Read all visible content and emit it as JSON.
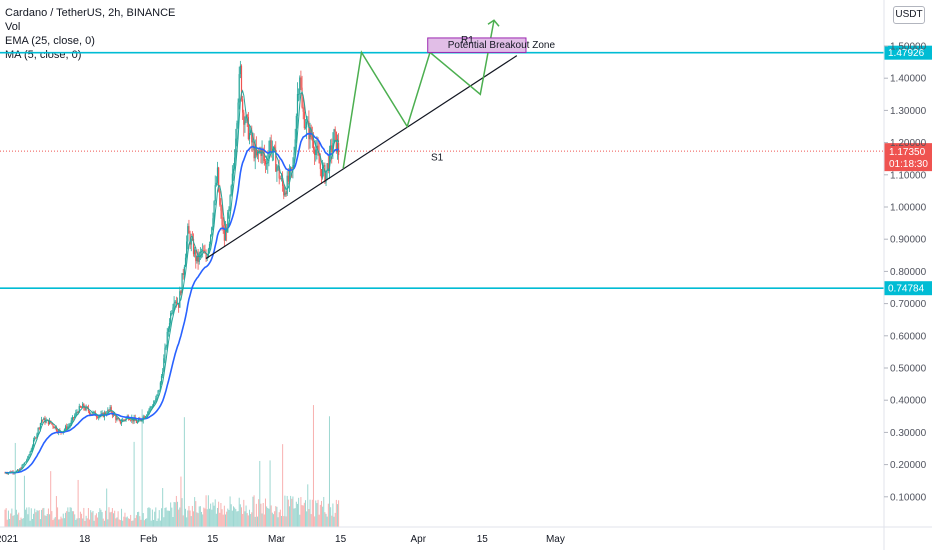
{
  "legend": {
    "symbol": "Cardano / TetherUS, 2h, BINANCE",
    "vol": "Vol",
    "ema": "EMA (25, close, 0)",
    "ma": "MA (5, close, 0)"
  },
  "currency": "USDT",
  "chart_data": {
    "type": "candlestick",
    "x_ticks": [
      "2021",
      "18",
      "Feb",
      "15",
      "Mar",
      "15",
      "Apr",
      "15",
      "May"
    ],
    "y_ticks": [
      "0.10000",
      "0.20000",
      "0.30000",
      "0.40000",
      "0.50000",
      "0.60000",
      "0.70000",
      "0.80000",
      "0.90000",
      "1.00000",
      "1.10000",
      "1.20000",
      "1.30000",
      "1.40000",
      "1.50000"
    ],
    "ylim": [
      0.0,
      1.62
    ],
    "price_path": [
      {
        "day": 0,
        "price": 0.175
      },
      {
        "day": 3,
        "price": 0.18
      },
      {
        "day": 5,
        "price": 0.22
      },
      {
        "day": 7,
        "price": 0.3
      },
      {
        "day": 8,
        "price": 0.34
      },
      {
        "day": 10,
        "price": 0.33
      },
      {
        "day": 12,
        "price": 0.3
      },
      {
        "day": 14,
        "price": 0.32
      },
      {
        "day": 16,
        "price": 0.37
      },
      {
        "day": 17,
        "price": 0.38
      },
      {
        "day": 19,
        "price": 0.36
      },
      {
        "day": 21,
        "price": 0.35
      },
      {
        "day": 23,
        "price": 0.37
      },
      {
        "day": 25,
        "price": 0.33
      },
      {
        "day": 27,
        "price": 0.35
      },
      {
        "day": 29,
        "price": 0.33
      },
      {
        "day": 31,
        "price": 0.36
      },
      {
        "day": 33,
        "price": 0.4
      },
      {
        "day": 34,
        "price": 0.45
      },
      {
        "day": 35,
        "price": 0.55
      },
      {
        "day": 36,
        "price": 0.65
      },
      {
        "day": 37,
        "price": 0.72
      },
      {
        "day": 38,
        "price": 0.7
      },
      {
        "day": 39,
        "price": 0.8
      },
      {
        "day": 40,
        "price": 0.92
      },
      {
        "day": 41,
        "price": 0.88
      },
      {
        "day": 42,
        "price": 0.83
      },
      {
        "day": 43,
        "price": 0.86
      },
      {
        "day": 44,
        "price": 0.84
      },
      {
        "day": 45,
        "price": 0.92
      },
      {
        "day": 46,
        "price": 1.05
      },
      {
        "day": 46.5,
        "price": 1.1
      },
      {
        "day": 47,
        "price": 1.0
      },
      {
        "day": 48,
        "price": 0.9
      },
      {
        "day": 49,
        "price": 0.98
      },
      {
        "day": 50,
        "price": 1.12
      },
      {
        "day": 51,
        "price": 1.35
      },
      {
        "day": 51.5,
        "price": 1.42
      },
      {
        "day": 52,
        "price": 1.3
      },
      {
        "day": 53,
        "price": 1.25
      },
      {
        "day": 54,
        "price": 1.2
      },
      {
        "day": 55,
        "price": 1.15
      },
      {
        "day": 56,
        "price": 1.18
      },
      {
        "day": 57,
        "price": 1.13
      },
      {
        "day": 58,
        "price": 1.2
      },
      {
        "day": 59,
        "price": 1.15
      },
      {
        "day": 60,
        "price": 1.1
      },
      {
        "day": 61,
        "price": 1.05
      },
      {
        "day": 62,
        "price": 1.08
      },
      {
        "day": 63,
        "price": 1.12
      },
      {
        "day": 64,
        "price": 1.35
      },
      {
        "day": 64.5,
        "price": 1.42
      },
      {
        "day": 65,
        "price": 1.3
      },
      {
        "day": 66,
        "price": 1.25
      },
      {
        "day": 67,
        "price": 1.22
      },
      {
        "day": 68,
        "price": 1.18
      },
      {
        "day": 69,
        "price": 1.12
      },
      {
        "day": 70,
        "price": 1.1
      },
      {
        "day": 71,
        "price": 1.15
      },
      {
        "day": 72,
        "price": 1.22
      },
      {
        "day": 73,
        "price": 1.17
      }
    ],
    "ema_color": "#2962ff",
    "ma_color": "#26a69a",
    "up_color": "#26a69a",
    "down_color": "#ef5350",
    "horizontal_levels": [
      {
        "value": 1.47926,
        "label": "1.47926",
        "color": "#00bcd4"
      },
      {
        "value": 0.74784,
        "label": "0.74784",
        "color": "#00bcd4"
      }
    ],
    "last_price": {
      "value": 1.1735,
      "label": "1.17350",
      "countdown": "01:18:30",
      "color": "#ef5350"
    },
    "annotations": {
      "r1": "R1",
      "s1": "S1",
      "zone": "Potential Breakout Zone"
    },
    "trendline": {
      "start": {
        "day": 44,
        "price": 0.84
      },
      "end": {
        "day": 112,
        "price": 1.47
      }
    },
    "projection": [
      {
        "day": 74,
        "price": 1.12
      },
      {
        "day": 78,
        "price": 1.48
      },
      {
        "day": 88,
        "price": 1.25
      },
      {
        "day": 93,
        "price": 1.48
      },
      {
        "day": 104,
        "price": 1.35
      },
      {
        "day": 107,
        "price": 1.58
      }
    ],
    "breakout_zone": {
      "from_day": 92.5,
      "to_day": 114,
      "low": 1.48,
      "high": 1.525
    },
    "volume_max": 1.0
  }
}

• **TASK DESCRIPTION**
Say how many lines above contain the string "value". Answer with the number only.

• **RESPONSE FOR THIS EXERCISE**
3